══ Task material ══

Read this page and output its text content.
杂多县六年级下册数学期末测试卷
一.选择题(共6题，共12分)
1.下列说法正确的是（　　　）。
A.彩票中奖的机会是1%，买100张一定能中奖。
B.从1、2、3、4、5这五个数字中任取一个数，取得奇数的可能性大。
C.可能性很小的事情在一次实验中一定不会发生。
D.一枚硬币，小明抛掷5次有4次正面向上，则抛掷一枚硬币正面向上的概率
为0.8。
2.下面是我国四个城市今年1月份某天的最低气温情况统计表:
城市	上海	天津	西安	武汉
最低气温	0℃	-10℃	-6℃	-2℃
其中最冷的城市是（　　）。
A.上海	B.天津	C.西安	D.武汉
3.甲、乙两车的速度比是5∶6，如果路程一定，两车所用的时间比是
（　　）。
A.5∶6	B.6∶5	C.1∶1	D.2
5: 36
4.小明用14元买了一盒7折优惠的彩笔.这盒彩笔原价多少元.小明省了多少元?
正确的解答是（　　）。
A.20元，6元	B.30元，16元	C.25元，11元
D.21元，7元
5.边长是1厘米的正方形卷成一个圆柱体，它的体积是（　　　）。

═══

What you will do —
Please reproduce the entire listing, exactly as shown.

Exercise response —
Read this page and output its text content.
杂多县六年级下册数学期末测试卷
一.选择题(共6题，共12分)
1.下列说法正确的是（　　　）。
A.彩票中奖的机会是1%，买100张一定能中奖。
B.从1、2、3、4、5这五个数字中任取一个数，取得奇数的可能性大。
C.可能性很小的事情在一次实验中一定不会发生。
D.一枚硬币，小明抛掷5次有4次正面向上，则抛掷一枚硬币正面向上的概率
为0.8。
2.下面是我国四个城市今年1月份某天的最低气温情况统计表:
城市	上海	天津	西安	武汉
最低气温	0℃	-10℃	-6℃	-2℃
其中最冷的城市是（　　）。
A.上海	B.天津	C.西安	D.武汉
3.甲、乙两车的速度比是5∶6，如果路程一定，两车所用的时间比是
（　　）。
A.5∶6	B.6∶5	C.1∶1	D.2
5: 36
4.小明用14元买了一盒7折优惠的彩笔.这盒彩笔原价多少元.小明省了多少元?
正确的解答是（　　）。
A.20元，6元	B.30元，16元	C.25元，11元
D.21元，7元
5.边长是1厘米的正方形卷成一个圆柱体，它的体积是（　　　）。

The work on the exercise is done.